Task brief: Go through the data below and gather each line containing "Комплексный".

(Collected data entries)
- - - - - - -
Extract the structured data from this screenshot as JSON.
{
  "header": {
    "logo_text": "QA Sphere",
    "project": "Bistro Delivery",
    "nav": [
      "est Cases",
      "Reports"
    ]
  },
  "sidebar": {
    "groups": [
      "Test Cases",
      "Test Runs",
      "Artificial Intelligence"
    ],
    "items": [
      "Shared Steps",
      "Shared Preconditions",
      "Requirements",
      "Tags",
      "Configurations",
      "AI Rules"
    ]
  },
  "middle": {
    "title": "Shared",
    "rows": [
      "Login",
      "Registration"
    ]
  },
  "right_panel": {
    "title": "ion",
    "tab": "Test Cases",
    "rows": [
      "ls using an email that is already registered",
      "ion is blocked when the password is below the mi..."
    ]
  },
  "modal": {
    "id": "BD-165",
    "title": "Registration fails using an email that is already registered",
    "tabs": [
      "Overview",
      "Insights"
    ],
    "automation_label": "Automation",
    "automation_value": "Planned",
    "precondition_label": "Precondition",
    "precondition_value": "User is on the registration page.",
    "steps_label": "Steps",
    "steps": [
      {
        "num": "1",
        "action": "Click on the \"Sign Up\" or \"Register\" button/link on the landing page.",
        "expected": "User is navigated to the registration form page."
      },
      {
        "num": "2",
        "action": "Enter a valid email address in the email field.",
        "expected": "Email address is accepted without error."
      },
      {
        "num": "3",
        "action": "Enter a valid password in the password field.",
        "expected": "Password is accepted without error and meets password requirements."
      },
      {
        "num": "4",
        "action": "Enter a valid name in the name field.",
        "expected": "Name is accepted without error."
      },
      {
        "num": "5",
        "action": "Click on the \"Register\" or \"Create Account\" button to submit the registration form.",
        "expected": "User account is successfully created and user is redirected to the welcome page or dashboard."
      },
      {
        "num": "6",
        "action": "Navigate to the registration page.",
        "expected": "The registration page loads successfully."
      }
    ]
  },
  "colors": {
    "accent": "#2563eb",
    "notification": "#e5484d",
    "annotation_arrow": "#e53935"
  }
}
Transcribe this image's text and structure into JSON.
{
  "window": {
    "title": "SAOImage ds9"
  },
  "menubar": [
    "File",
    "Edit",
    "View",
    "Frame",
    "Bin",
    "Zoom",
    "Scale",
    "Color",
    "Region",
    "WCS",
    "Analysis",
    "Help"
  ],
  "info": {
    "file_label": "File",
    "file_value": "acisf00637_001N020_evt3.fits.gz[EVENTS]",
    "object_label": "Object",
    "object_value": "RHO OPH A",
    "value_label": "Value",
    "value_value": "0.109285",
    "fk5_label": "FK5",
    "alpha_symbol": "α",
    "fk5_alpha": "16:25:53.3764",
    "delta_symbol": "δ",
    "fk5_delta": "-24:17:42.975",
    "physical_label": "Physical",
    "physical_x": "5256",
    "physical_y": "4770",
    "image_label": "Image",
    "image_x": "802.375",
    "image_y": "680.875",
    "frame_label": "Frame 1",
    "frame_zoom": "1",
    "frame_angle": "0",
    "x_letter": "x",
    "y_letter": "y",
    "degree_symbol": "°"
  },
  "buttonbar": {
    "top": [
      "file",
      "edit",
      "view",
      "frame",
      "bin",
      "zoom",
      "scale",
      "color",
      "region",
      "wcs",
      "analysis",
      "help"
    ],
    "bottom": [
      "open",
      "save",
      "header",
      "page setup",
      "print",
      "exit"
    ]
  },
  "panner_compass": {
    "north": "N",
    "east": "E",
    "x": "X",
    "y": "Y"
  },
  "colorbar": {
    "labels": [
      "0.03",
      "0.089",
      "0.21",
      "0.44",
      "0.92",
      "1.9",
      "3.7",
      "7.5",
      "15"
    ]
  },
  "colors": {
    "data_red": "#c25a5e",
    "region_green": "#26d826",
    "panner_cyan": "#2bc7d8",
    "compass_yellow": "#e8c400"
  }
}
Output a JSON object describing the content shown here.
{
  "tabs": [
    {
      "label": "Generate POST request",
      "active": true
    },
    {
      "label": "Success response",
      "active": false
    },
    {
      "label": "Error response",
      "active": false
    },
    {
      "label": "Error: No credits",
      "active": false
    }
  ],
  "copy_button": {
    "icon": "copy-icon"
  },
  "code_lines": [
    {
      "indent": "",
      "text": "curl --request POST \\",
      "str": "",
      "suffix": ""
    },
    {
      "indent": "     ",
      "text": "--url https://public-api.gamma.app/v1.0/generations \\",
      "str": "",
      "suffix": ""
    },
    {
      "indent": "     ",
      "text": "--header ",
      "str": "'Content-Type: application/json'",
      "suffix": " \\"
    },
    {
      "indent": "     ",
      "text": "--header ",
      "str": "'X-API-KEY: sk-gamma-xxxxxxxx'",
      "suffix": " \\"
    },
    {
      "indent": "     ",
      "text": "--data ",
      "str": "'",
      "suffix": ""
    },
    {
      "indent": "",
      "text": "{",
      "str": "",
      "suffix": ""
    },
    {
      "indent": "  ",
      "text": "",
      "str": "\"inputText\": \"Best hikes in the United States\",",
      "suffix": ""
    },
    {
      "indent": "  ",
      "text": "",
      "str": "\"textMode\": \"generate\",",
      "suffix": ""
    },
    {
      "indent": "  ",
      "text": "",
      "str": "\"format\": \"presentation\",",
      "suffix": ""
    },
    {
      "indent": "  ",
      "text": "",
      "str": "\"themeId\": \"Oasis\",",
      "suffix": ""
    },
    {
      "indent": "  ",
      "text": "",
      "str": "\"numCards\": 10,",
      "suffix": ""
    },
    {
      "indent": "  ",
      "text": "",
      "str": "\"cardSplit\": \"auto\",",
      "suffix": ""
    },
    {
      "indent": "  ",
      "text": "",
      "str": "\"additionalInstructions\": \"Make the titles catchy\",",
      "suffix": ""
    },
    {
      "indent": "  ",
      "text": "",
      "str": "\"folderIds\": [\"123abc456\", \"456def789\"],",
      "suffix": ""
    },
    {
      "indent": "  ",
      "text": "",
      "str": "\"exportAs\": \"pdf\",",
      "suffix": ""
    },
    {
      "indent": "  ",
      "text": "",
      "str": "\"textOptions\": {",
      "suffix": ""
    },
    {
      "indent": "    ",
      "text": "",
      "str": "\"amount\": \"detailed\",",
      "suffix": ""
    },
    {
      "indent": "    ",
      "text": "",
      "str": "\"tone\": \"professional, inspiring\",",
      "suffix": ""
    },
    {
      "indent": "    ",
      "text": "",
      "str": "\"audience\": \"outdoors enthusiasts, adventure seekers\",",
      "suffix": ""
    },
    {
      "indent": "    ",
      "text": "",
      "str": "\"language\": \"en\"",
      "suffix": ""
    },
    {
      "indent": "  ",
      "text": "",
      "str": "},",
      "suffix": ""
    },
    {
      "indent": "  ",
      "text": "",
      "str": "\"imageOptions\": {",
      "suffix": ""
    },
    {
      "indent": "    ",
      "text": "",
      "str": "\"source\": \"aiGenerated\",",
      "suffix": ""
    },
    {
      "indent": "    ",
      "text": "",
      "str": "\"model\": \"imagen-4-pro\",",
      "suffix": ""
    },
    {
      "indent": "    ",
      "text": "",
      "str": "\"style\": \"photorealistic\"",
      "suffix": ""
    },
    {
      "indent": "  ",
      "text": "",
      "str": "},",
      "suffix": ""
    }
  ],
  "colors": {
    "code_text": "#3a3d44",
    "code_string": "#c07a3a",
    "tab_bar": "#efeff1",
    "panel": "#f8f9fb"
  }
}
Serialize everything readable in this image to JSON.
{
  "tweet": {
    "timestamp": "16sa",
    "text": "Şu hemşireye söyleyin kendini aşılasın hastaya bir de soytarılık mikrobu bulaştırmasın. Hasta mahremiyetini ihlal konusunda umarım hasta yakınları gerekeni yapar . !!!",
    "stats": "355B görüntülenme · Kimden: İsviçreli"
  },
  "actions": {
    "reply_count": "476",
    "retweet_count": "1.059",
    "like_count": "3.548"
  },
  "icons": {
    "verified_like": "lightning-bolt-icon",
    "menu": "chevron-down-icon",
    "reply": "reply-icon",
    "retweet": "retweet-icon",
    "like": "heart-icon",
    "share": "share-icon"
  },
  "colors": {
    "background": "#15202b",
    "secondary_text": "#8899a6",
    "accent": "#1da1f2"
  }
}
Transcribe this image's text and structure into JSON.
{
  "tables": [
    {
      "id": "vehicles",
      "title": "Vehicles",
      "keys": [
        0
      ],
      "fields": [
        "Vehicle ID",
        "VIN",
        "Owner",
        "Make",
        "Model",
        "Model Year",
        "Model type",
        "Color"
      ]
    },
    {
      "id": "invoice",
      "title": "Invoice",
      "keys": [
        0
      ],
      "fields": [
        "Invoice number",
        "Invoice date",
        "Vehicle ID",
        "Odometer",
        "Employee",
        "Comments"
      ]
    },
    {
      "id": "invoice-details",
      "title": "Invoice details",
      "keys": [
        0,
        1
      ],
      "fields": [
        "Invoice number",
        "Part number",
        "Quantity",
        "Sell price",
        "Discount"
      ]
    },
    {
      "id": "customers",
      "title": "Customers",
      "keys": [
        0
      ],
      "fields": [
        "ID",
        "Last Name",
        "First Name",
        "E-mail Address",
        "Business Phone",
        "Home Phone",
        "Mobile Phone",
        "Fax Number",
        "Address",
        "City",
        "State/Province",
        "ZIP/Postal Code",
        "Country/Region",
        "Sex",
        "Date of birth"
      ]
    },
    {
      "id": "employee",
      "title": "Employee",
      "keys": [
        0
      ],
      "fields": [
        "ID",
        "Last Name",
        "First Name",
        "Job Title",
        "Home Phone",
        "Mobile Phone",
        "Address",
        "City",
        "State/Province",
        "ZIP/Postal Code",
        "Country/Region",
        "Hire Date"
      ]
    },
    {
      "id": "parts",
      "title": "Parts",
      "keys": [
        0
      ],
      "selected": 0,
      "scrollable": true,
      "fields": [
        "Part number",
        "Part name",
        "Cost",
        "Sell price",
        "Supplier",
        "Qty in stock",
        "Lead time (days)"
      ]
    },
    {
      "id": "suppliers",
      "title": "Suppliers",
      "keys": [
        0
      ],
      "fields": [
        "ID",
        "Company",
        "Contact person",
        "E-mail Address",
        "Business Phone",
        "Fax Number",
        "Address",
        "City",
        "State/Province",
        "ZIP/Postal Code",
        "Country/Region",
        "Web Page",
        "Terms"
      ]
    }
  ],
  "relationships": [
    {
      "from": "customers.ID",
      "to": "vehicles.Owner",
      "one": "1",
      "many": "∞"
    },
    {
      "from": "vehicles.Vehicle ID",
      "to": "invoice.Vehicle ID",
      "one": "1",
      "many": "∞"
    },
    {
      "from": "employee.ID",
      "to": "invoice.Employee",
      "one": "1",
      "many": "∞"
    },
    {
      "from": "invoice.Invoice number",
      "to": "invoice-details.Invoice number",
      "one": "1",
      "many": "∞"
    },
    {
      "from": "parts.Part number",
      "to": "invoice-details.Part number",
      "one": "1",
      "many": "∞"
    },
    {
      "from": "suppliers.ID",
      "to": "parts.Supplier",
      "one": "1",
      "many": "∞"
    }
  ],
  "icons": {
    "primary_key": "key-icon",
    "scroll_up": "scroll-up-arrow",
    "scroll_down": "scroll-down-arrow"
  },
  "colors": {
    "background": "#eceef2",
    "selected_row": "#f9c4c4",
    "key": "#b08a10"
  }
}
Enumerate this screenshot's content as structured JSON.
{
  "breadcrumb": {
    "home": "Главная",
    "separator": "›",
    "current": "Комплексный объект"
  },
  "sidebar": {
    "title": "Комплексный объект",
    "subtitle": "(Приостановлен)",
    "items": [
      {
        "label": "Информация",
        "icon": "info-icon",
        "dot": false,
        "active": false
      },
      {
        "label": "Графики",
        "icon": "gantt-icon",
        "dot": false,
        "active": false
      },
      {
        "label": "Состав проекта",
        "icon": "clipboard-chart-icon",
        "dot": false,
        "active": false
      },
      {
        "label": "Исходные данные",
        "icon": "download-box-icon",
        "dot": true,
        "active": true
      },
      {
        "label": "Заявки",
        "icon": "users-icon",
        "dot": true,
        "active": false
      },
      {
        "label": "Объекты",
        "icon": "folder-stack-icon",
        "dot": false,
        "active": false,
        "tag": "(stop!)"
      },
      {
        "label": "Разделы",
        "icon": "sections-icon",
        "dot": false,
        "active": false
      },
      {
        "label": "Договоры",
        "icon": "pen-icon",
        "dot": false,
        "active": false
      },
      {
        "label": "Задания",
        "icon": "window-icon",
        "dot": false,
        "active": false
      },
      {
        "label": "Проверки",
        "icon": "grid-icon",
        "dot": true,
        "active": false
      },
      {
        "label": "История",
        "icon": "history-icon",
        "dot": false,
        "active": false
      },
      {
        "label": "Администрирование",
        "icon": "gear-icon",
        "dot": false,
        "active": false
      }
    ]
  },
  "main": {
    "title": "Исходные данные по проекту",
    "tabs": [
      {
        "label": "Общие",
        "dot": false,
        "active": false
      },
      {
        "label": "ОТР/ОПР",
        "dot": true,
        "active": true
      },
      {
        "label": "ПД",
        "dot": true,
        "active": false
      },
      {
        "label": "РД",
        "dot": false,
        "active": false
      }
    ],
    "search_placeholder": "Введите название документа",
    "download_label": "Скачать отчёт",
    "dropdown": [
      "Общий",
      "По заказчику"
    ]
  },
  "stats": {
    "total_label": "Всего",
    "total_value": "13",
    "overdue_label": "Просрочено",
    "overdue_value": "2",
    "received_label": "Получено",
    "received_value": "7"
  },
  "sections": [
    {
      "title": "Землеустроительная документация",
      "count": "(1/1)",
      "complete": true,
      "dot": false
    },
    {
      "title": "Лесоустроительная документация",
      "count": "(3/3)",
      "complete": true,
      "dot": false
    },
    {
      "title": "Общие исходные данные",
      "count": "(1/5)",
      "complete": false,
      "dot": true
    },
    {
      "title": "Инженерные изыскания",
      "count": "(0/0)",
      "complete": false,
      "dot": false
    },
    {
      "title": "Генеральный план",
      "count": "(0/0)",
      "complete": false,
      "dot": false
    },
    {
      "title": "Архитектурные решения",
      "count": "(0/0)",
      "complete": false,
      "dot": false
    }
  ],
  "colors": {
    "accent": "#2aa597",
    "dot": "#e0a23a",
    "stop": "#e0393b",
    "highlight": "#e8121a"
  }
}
- - - - - - -
Correct response:
    "current": "Комплексный объект"
    "title": "Комплексный объект",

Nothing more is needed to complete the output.